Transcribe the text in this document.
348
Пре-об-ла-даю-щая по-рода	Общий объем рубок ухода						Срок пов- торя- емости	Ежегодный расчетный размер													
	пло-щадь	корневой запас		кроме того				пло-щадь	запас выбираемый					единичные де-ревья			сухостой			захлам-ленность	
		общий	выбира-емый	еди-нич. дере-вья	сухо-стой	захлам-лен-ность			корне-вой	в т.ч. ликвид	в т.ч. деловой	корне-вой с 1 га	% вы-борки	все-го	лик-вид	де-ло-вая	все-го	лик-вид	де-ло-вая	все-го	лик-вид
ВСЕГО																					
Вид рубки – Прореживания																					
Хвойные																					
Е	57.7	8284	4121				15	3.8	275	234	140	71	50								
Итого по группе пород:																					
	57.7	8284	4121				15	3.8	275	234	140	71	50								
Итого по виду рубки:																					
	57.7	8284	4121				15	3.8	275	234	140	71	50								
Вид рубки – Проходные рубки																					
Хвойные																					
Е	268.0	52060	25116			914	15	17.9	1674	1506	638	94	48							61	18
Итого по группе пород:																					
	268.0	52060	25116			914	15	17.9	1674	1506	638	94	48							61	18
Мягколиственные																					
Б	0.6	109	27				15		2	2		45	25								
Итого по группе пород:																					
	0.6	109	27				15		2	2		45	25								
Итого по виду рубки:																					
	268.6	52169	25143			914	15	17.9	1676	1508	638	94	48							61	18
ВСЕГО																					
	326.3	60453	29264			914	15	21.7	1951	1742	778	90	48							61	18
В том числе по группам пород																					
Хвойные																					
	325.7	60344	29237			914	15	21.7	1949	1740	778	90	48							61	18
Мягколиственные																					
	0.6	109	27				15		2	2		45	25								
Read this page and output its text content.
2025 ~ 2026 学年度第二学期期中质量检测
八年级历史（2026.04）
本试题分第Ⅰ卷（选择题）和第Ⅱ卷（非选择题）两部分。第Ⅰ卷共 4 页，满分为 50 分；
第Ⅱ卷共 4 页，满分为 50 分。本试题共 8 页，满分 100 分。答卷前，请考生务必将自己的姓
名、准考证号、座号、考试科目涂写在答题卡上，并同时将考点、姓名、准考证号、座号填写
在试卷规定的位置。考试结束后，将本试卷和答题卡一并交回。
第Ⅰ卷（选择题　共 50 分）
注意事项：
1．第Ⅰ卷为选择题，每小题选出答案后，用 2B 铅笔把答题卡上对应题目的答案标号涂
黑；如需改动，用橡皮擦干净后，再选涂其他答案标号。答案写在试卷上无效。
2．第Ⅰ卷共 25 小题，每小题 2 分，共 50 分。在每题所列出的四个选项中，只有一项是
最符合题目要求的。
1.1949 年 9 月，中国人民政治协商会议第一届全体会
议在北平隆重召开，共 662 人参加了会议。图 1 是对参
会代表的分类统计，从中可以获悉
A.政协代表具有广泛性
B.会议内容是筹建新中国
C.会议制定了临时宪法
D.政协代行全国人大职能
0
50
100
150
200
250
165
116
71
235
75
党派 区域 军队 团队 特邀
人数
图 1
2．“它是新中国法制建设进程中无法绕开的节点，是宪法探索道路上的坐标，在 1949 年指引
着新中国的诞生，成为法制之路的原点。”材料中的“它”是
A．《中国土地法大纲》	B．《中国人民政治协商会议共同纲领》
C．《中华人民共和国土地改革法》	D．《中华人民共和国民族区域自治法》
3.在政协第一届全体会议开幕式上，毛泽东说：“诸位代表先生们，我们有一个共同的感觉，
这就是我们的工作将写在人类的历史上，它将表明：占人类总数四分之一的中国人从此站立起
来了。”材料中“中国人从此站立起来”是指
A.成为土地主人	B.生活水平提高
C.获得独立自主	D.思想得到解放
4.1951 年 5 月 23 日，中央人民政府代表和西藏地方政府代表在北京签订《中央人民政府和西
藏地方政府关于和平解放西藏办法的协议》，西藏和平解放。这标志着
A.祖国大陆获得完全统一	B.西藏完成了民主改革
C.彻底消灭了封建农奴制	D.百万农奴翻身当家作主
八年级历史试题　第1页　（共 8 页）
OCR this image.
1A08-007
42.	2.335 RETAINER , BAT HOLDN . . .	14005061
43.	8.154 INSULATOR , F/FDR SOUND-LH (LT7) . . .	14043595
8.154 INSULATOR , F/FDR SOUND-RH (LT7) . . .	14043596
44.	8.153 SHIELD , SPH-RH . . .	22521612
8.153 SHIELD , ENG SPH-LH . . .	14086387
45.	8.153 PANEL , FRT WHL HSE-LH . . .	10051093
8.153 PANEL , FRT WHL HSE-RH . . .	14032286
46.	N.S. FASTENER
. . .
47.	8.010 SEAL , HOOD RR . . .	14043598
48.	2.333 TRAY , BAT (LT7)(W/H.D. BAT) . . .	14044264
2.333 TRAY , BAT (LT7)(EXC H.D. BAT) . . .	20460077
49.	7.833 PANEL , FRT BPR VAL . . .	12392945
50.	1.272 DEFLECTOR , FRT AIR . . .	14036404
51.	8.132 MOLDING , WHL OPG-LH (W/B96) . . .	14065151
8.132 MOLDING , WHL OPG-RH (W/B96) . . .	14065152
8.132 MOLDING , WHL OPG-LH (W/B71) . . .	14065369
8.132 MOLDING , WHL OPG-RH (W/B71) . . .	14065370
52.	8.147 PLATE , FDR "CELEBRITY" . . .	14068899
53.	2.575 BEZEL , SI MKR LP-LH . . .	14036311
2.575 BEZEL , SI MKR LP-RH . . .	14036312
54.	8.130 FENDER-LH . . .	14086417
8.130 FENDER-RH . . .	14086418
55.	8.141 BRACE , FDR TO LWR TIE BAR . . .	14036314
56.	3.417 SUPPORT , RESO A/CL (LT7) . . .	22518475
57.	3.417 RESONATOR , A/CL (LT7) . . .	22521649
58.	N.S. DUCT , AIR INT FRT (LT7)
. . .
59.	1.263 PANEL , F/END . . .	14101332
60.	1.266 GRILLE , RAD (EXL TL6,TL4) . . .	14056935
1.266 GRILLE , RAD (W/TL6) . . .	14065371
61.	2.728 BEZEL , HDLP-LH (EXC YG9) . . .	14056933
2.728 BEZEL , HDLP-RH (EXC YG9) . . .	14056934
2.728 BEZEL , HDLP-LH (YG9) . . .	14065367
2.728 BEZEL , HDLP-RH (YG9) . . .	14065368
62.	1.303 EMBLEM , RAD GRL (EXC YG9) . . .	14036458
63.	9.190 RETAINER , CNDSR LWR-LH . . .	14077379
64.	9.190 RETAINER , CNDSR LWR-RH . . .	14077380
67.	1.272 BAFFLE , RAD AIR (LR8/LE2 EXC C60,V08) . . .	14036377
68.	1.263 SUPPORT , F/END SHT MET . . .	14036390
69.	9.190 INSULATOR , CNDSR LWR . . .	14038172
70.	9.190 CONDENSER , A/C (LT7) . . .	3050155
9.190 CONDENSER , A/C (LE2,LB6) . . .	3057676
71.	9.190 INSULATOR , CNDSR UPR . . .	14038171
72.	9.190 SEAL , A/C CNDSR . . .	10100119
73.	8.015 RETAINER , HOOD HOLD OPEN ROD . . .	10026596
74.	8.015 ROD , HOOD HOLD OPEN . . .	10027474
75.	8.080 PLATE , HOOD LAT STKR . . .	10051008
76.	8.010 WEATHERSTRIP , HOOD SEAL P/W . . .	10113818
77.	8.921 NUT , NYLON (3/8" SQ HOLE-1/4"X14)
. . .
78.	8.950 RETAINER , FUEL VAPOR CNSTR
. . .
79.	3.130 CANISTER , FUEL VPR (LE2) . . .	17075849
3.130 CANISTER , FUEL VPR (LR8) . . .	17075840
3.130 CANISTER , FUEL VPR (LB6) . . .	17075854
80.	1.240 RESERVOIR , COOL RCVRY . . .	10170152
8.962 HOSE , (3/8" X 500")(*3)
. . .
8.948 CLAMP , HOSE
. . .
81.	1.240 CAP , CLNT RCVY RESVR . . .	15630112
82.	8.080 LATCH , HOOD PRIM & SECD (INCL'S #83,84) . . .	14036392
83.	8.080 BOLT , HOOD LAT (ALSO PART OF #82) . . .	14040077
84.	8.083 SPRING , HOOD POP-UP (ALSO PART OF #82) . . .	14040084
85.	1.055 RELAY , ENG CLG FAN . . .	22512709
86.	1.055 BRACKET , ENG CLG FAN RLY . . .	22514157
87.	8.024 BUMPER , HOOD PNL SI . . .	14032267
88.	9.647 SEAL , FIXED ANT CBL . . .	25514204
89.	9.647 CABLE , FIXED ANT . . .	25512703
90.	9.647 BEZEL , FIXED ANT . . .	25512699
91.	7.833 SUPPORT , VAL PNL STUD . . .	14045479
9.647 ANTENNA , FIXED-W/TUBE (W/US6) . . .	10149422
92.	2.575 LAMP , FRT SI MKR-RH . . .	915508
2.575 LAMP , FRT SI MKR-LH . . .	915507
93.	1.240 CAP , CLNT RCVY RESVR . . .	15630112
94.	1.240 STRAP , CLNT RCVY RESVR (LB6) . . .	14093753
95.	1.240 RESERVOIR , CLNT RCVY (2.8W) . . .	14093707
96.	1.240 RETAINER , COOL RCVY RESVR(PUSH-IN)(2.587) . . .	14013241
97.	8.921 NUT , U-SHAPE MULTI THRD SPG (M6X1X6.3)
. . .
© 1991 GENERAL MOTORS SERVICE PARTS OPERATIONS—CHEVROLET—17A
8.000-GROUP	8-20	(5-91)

***

# [Task to complete]
From the entries above, pull out each line that includes "第Ⅰ卷共".

# [Exercise answer]
本试题分第Ⅰ卷（选择题）和第Ⅱ卷（非选择题）两部分。第Ⅰ卷共 4 页，满分为 50 分；
2．第Ⅰ卷共 25 小题，每小题 2 分，共 50 分。在每题所列出的四个选项中，只有一项是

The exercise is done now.